- **EXERCISE DETAILS**: Pictures stay out of the copy; set down each line of the listing below exactly.

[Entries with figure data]
************

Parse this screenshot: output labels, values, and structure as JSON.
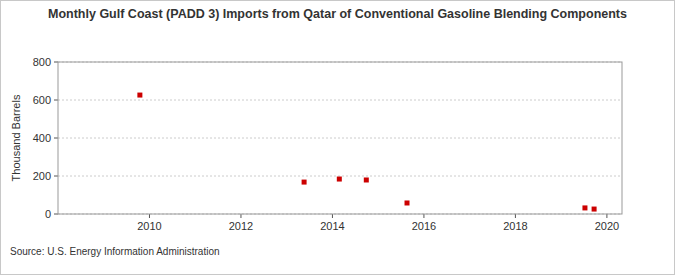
{
  "chart_data": {
    "type": "scatter",
    "title": "Monthly Gulf Coast (PADD 3) Imports from Qatar of Conventional Gasoline Blending Components",
    "y_label": "Thousand Barrels",
    "source": "Source: U.S. Energy Information Administration",
    "x": [
      2009.79,
      2013.38,
      2014.15,
      2014.74,
      2015.63,
      2019.52,
      2019.72
    ],
    "values": [
      626,
      168,
      184,
      179,
      58,
      32,
      26
    ],
    "color": "#cc0000",
    "marker": "square",
    "xlim": [
      2008.0,
      2020.33
    ],
    "xticks": [
      2010,
      2012,
      2014,
      2016,
      2018,
      2020
    ],
    "ylim": [
      0,
      800
    ],
    "yticks": [
      0,
      200,
      400,
      600,
      800
    ],
    "grid": true
  }
}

************

- **FULL OUTPUT**:
Parse this screenshot: output labels, values, and structure as JSON.
{
  "chart_data": {
    "type": "scatter",
    "title": "Monthly Gulf Coast (PADD 3) Imports from Qatar of Conventional Gasoline Blending Components",
    "y_label": "Thousand Barrels",
    "source": "Source: U.S. Energy Information Administration",
    "x": [
      2009.79,
      2013.38,
      2014.15,
      2014.74,
      2015.63,
      2019.52,
      2019.72
    ],
    "values": [
      626,
      168,
      184,
      179,
      58,
      32,
      26
    ],
    "color": "#cc0000",
    "marker": "square",
    "xlim": [
      2008.0,
      2020.33
    ],
    "xticks": [
      2010,
      2012,
      2014,
      2016,
      2018,
      2020
    ],
    "ylim": [
      0,
      800
    ],
    "yticks": [
      0,
      200,
      400,
      600,
      800
    ],
    "grid": true
  }
}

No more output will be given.